▶ WHAT THIS TASK INVOLVES
Scan the data. Collect each line that contains the word "slides".

======

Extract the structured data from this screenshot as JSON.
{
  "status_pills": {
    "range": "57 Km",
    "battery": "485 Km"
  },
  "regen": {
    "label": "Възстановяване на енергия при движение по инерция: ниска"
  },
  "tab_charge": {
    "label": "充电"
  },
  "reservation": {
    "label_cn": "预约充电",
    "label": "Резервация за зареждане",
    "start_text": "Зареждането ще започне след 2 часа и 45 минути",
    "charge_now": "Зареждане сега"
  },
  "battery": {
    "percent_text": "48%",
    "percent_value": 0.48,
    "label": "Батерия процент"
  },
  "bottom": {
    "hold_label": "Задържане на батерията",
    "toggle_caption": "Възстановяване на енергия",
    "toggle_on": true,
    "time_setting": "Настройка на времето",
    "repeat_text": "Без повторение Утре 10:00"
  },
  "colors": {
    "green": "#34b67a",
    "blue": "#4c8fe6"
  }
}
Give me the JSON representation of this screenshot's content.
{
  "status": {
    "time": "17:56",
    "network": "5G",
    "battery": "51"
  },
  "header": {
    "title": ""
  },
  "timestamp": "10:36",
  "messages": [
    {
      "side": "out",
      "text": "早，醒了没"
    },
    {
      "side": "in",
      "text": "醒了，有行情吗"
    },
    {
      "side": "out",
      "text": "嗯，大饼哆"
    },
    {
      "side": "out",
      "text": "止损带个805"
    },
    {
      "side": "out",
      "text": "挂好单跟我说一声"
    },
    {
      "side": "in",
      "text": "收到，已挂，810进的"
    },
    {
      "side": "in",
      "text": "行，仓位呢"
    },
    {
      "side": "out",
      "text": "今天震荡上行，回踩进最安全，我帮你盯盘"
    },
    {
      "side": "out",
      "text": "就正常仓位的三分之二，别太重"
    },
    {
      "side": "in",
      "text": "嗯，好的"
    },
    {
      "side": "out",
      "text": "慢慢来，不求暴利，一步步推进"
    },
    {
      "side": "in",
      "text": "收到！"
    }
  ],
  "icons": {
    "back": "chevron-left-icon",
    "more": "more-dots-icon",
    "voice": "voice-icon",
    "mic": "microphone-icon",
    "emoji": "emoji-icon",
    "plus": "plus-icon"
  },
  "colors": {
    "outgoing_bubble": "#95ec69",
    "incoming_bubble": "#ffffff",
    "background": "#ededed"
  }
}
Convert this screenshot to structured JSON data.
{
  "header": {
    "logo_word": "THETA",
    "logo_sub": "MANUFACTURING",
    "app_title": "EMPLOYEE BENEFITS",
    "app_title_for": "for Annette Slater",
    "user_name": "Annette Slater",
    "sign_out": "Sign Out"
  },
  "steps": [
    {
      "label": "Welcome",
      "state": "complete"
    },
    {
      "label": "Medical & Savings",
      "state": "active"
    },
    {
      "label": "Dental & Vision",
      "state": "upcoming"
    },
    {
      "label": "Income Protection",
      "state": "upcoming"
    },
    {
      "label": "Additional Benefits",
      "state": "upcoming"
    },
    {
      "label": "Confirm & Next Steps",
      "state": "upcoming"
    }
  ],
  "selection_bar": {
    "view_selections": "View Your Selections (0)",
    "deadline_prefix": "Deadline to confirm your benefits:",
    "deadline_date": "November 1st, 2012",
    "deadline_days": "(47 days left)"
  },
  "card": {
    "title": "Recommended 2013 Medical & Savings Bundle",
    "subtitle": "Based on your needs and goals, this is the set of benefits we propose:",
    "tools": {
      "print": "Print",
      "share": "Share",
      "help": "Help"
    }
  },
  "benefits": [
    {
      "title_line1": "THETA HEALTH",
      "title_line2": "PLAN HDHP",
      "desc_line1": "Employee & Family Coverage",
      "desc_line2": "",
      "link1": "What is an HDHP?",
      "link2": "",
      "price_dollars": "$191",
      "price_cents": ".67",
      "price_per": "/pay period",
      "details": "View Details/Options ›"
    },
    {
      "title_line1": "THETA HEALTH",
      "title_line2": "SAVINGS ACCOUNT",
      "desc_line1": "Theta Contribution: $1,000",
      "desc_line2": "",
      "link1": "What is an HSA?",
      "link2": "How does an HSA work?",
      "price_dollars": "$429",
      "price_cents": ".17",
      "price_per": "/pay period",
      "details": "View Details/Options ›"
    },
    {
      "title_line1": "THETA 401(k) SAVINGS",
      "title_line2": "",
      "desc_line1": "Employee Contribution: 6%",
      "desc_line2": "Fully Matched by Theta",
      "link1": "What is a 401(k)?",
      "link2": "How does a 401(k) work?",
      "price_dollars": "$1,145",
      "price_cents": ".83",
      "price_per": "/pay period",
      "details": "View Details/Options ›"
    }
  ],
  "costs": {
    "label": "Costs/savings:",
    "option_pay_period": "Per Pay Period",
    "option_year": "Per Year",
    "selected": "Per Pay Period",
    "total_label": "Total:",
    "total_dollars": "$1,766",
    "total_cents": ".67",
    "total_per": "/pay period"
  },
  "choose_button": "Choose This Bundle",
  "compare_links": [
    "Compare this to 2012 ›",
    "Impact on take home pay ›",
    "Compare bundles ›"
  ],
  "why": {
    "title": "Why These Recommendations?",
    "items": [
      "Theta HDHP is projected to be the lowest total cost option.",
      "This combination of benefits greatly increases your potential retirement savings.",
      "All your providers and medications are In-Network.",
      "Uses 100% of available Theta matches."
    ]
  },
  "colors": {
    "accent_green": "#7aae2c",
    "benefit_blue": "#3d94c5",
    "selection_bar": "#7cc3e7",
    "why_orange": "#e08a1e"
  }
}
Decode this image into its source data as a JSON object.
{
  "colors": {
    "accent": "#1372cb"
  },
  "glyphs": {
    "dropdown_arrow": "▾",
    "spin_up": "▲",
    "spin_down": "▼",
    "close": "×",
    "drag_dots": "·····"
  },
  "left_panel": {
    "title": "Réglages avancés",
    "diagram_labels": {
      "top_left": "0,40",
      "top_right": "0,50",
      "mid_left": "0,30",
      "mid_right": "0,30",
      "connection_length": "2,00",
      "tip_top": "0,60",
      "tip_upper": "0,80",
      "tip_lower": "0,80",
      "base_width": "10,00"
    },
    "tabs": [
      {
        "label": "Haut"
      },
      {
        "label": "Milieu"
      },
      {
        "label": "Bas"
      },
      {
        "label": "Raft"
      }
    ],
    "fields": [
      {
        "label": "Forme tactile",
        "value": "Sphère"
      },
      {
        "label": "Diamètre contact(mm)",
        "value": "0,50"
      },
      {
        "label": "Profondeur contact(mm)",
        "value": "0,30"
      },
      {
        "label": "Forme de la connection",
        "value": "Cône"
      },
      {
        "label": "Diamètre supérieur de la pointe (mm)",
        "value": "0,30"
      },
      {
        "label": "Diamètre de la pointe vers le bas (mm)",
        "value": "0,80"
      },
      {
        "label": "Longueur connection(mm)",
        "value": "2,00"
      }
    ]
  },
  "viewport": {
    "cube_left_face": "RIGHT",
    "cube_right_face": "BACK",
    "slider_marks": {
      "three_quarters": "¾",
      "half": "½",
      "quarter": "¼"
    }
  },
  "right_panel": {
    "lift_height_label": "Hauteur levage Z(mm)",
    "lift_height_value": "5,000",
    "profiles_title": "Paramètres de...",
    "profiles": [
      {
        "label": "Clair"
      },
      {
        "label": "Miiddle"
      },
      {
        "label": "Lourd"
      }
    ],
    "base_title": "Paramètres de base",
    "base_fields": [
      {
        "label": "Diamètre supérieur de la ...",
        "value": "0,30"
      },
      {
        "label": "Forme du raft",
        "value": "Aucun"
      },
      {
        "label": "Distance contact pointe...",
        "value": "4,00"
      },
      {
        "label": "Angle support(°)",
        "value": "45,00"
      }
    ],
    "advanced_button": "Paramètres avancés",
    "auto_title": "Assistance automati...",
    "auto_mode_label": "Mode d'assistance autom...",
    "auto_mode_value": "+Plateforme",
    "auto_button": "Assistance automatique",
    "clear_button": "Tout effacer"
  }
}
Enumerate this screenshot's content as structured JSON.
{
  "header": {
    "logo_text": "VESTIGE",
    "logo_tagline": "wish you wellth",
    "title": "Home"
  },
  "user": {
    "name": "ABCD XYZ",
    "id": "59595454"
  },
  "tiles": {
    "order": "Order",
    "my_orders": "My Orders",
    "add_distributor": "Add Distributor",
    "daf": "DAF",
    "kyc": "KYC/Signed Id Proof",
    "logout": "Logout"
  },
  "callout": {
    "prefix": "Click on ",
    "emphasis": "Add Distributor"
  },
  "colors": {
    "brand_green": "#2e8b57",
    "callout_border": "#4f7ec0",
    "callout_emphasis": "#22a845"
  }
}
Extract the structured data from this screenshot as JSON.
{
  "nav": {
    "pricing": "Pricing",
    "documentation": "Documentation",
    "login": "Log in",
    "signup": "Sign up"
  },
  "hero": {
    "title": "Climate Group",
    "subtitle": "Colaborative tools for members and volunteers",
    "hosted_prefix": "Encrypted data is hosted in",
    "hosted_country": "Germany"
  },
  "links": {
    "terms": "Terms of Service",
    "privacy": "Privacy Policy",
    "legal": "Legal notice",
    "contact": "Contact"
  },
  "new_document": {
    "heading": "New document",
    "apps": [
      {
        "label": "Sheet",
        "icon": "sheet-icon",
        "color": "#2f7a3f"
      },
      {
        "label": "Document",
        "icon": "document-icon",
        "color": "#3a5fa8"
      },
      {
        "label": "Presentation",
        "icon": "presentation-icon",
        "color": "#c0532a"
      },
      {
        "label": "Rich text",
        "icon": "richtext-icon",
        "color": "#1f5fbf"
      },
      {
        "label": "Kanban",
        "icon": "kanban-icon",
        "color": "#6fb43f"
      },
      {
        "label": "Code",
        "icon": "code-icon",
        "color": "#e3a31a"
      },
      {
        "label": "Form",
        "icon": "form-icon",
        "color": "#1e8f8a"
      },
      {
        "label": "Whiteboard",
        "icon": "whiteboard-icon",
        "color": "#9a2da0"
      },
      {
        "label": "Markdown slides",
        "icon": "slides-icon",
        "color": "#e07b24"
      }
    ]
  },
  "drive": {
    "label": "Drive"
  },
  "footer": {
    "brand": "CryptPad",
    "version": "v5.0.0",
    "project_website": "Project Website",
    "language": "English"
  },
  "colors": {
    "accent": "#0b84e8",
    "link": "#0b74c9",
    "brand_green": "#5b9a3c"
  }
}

======

▶ TASK ANSWER
        "label": "Markdown slides",
        "icon": "slides-icon",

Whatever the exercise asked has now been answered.